## EXERCISE AIM
Count lines, not occurrences: report how many lines in the records hold the string "Updated", and nothing else.

Saved entries
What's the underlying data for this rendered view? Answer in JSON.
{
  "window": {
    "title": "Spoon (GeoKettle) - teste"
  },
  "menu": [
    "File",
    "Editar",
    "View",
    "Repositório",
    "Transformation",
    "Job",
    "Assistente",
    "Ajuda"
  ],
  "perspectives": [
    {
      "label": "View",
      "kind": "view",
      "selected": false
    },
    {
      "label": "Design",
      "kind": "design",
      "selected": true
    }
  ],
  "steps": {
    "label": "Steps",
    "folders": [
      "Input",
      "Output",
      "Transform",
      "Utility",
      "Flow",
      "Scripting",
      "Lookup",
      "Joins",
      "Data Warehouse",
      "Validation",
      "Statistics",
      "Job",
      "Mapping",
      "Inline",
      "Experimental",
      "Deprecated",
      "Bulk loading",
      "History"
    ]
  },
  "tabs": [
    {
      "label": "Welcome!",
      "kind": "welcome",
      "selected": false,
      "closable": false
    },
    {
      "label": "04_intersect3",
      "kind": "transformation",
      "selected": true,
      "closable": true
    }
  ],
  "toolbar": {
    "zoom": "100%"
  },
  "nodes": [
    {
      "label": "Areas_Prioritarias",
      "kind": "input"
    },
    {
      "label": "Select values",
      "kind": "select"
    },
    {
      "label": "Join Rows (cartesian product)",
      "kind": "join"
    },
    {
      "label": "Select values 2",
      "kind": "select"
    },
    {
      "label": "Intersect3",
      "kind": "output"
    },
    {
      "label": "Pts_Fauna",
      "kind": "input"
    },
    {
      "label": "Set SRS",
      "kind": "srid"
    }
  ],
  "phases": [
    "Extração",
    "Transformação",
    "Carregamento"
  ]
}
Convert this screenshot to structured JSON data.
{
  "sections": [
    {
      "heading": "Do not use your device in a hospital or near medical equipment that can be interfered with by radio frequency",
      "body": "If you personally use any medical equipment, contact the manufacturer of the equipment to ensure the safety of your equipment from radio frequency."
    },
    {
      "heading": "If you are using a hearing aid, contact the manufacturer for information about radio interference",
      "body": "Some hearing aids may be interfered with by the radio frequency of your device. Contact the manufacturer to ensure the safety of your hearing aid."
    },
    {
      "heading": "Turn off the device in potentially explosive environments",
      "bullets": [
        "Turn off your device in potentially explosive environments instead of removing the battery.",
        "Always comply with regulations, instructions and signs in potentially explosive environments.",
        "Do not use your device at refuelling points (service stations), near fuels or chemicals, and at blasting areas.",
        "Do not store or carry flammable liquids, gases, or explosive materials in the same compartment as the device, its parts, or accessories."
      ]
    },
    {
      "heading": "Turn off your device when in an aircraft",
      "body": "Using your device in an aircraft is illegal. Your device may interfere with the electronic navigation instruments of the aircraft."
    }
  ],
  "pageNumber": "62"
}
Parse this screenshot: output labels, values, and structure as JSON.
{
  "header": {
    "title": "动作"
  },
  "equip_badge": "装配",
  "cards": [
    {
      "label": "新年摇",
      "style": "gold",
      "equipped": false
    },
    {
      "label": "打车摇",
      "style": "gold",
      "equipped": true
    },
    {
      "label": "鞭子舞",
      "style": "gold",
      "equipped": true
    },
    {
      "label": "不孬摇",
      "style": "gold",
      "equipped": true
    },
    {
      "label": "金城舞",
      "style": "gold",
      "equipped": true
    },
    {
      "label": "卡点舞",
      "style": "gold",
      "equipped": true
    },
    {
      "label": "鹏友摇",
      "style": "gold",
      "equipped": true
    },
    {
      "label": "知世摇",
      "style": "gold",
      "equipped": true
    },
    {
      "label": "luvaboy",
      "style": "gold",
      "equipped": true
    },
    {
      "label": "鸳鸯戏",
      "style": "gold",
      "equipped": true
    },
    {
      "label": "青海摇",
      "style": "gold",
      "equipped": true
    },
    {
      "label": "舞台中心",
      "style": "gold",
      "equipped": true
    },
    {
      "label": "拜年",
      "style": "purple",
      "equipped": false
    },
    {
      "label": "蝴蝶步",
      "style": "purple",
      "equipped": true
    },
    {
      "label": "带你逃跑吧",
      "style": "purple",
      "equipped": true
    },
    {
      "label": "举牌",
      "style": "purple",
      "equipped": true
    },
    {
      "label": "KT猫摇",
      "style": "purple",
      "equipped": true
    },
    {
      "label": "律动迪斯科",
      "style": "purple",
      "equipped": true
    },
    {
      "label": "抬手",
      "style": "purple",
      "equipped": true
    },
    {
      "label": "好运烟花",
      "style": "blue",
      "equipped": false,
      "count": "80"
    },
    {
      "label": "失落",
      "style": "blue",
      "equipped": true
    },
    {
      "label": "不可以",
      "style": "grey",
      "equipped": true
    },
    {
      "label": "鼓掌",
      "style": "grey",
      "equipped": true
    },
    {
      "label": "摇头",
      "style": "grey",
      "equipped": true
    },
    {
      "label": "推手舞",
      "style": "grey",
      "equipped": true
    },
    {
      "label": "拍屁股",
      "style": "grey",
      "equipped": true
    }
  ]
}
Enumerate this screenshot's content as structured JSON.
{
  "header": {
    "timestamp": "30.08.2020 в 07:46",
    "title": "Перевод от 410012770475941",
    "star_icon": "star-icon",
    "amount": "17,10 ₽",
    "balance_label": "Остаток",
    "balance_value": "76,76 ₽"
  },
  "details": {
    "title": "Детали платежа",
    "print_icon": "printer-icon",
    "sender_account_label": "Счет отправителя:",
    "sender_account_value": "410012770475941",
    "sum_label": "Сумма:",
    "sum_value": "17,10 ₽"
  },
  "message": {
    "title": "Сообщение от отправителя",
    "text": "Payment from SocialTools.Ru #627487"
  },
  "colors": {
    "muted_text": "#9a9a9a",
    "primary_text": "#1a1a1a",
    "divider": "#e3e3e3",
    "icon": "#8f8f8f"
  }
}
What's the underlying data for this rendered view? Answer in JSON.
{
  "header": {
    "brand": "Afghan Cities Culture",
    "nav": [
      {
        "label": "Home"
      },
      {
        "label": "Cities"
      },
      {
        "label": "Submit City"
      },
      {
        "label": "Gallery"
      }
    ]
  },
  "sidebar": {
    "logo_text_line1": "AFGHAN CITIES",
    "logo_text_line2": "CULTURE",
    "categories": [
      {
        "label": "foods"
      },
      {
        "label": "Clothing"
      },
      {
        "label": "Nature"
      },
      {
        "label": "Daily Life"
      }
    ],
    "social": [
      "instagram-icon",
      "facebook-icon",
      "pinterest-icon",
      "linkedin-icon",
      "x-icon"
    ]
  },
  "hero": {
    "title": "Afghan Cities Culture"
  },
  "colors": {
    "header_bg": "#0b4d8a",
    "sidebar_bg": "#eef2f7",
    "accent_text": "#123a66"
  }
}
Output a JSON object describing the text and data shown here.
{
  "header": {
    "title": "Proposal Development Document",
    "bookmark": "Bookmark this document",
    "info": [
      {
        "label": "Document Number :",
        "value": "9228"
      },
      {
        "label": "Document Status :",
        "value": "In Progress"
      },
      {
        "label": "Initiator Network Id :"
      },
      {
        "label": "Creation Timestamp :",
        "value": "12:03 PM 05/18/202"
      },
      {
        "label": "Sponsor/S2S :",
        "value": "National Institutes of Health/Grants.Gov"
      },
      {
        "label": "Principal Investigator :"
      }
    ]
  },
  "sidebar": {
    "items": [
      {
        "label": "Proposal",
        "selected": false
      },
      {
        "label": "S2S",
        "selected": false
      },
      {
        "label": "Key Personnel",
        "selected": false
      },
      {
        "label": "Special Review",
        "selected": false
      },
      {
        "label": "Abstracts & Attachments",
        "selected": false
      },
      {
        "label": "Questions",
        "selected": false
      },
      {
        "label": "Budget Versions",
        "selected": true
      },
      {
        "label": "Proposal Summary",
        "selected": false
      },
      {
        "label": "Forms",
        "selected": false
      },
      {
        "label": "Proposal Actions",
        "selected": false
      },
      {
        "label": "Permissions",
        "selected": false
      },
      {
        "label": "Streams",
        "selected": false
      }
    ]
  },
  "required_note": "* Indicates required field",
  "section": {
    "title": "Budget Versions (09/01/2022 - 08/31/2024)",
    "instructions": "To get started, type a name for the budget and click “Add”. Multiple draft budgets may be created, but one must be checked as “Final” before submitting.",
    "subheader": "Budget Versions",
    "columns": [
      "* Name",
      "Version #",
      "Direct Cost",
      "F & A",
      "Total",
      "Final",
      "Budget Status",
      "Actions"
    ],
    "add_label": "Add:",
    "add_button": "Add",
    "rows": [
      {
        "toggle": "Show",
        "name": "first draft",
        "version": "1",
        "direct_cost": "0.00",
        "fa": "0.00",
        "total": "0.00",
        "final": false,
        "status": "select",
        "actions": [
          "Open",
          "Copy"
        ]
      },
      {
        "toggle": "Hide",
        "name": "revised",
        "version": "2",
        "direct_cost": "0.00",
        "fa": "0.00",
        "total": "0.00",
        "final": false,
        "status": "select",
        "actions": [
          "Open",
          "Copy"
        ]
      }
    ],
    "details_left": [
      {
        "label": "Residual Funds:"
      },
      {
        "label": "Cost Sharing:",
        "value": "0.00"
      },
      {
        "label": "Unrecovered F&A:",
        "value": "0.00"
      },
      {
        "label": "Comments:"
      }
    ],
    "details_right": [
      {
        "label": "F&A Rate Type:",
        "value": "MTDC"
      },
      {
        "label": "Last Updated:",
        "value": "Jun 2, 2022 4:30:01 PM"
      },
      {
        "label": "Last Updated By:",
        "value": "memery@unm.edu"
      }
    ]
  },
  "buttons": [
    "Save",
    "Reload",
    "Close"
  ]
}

## OUTPUT
2